## Do this
Copy each line below without leaving any out.

## Structured figure records
────────────────────────────────────────
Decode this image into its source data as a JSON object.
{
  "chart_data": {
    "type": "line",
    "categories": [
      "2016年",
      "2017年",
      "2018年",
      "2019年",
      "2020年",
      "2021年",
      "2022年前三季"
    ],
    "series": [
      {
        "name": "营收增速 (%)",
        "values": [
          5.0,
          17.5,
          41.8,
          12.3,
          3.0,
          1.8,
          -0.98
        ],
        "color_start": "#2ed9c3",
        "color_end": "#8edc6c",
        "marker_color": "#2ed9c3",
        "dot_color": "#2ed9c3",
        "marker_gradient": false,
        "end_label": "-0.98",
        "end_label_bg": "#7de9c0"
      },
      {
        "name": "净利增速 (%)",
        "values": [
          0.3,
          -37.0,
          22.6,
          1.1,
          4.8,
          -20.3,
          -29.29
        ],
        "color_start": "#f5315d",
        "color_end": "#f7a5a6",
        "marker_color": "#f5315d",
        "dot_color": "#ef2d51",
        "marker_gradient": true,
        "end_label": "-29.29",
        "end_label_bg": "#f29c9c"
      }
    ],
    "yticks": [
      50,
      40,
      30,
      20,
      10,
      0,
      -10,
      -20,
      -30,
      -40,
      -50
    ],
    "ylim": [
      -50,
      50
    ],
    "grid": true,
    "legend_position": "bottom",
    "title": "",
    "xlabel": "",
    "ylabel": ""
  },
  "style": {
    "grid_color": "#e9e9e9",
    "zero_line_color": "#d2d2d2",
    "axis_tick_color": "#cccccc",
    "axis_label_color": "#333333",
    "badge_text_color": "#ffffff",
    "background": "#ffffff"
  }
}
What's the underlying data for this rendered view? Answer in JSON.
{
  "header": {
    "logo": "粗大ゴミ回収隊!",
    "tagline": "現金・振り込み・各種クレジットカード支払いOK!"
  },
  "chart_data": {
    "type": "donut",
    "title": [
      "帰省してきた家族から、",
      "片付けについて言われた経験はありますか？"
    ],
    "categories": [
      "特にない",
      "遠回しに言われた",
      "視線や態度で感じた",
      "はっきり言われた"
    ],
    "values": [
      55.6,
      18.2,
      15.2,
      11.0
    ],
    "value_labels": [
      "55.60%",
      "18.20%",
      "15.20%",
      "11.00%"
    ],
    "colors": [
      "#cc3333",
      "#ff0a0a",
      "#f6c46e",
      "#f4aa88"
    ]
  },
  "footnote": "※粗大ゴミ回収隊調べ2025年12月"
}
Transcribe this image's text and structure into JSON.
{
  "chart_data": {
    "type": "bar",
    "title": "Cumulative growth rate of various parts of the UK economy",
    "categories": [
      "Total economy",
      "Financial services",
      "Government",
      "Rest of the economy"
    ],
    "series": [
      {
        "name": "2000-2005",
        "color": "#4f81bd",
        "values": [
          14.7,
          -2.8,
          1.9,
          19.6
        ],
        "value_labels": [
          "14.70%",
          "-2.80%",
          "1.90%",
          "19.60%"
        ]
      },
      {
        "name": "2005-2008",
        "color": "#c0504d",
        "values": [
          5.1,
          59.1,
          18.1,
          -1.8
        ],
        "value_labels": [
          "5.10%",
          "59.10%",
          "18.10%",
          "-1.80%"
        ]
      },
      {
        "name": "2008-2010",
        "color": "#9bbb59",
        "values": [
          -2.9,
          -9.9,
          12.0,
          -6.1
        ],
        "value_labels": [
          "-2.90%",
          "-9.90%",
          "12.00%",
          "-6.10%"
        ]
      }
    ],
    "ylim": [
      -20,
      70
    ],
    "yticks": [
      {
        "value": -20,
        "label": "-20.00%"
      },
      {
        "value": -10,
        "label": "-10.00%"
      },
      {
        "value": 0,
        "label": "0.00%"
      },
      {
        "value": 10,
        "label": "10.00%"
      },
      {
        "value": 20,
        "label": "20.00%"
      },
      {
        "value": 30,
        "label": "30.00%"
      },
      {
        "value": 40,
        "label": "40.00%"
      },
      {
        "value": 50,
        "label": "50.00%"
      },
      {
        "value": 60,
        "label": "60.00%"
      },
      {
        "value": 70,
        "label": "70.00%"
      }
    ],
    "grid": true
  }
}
────────────────────────────────────────
## Completed exercise
Decode this image into its source data as a JSON object.
{
  "chart_data": {
    "type": "line",
    "categories": [
      "2016年",
      "2017年",
      "2018年",
      "2019年",
      "2020年",
      "2021年",
      "2022年前三季"
    ],
    "series": [
      {
        "name": "营收增速 (%)",
        "values": [
          5.0,
          17.5,
          41.8,
          12.3,
          3.0,
          1.8,
          -0.98
        ],
        "color_start": "#2ed9c3",
        "color_end": "#8edc6c",
        "marker_color": "#2ed9c3",
        "dot_color": "#2ed9c3",
        "marker_gradient": false,
        "end_label": "-0.98",
        "end_label_bg": "#7de9c0"
      },
      {
        "name": "净利增速 (%)",
        "values": [
          0.3,
          -37.0,
          22.6,
          1.1,
          4.8,
          -20.3,
          -29.29
        ],
        "color_start": "#f5315d",
        "color_end": "#f7a5a6",
        "marker_color": "#f5315d",
        "dot_color": "#ef2d51",
        "marker_gradient": true,
        "end_label": "-29.29",
        "end_label_bg": "#f29c9c"
      }
    ],
    "yticks": [
      50,
      40,
      30,
      20,
      10,
      0,
      -10,
      -20,
      -30,
      -40,
      -50
    ],
    "ylim": [
      -50,
      50
    ],
    "grid": true,
    "legend_position": "bottom",
    "title": "",
    "xlabel": "",
    "ylabel": ""
  },
  "style": {
    "grid_color": "#e9e9e9",
    "zero_line_color": "#d2d2d2",
    "axis_tick_color": "#cccccc",
    "axis_label_color": "#333333",
    "badge_text_color": "#ffffff",
    "background": "#ffffff"
  }
}
What's the underlying data for this rendered view? Answer in JSON.
{
  "header": {
    "logo": "粗大ゴミ回収隊!",
    "tagline": "現金・振り込み・各種クレジットカード支払いOK!"
  },
  "chart_data": {
    "type": "donut",
    "title": [
      "帰省してきた家族から、",
      "片付けについて言われた経験はありますか？"
    ],
    "categories": [
      "特にない",
      "遠回しに言われた",
      "視線や態度で感じた",
      "はっきり言われた"
    ],
    "values": [
      55.6,
      18.2,
      15.2,
      11.0
    ],
    "value_labels": [
      "55.60%",
      "18.20%",
      "15.20%",
      "11.00%"
    ],
    "colors": [
      "#cc3333",
      "#ff0a0a",
      "#f6c46e",
      "#f4aa88"
    ]
  },
  "footnote": "※粗大ゴミ回収隊調べ2025年12月"
}
Transcribe this image's text and structure into JSON.
{
  "chart_data": {
    "type": "bar",
    "title": "Cumulative growth rate of various parts of the UK economy",
    "categories": [
      "Total economy",
      "Financial services",
      "Government",
      "Rest of the economy"
    ],
    "series": [
      {
        "name": "2000-2005",
        "color": "#4f81bd",
        "values": [
          14.7,
          -2.8,
          1.9,
          19.6
        ],
        "value_labels": [
          "14.70%",
          "-2.80%",
          "1.90%",
          "19.60%"
        ]
      },
      {
        "name": "2005-2008",
        "color": "#c0504d",
        "values": [
          5.1,
          59.1,
          18.1,
          -1.8
        ],
        "value_labels": [
          "5.10%",
          "59.10%",
          "18.10%",
          "-1.80%"
        ]
      },
      {
        "name": "2008-2010",
        "color": "#9bbb59",
        "values": [
          -2.9,
          -9.9,
          12.0,
          -6.1
        ],
        "value_labels": [
          "-2.90%",
          "-9.90%",
          "12.00%",
          "-6.10%"
        ]
      }
    ],
    "ylim": [
      -20,
      70
    ],
    "yticks": [
      {
        "value": -20,
        "label": "-20.00%"
      },
      {
        "value": -10,
        "label": "-10.00%"
      },
      {
        "value": 0,
        "label": "0.00%"
      },
      {
        "value": 10,
        "label": "10.00%"
      },
      {
        "value": 20,
        "label": "20.00%"
      },
      {
        "value": 30,
        "label": "30.00%"
      },
      {
        "value": 40,
        "label": "40.00%"
      },
      {
        "value": 50,
        "label": "50.00%"
      },
      {
        "value": 60,
        "label": "60.00%"
      },
      {
        "value": 70,
        "label": "70.00%"
      }
    ],
    "grid": true
  }
}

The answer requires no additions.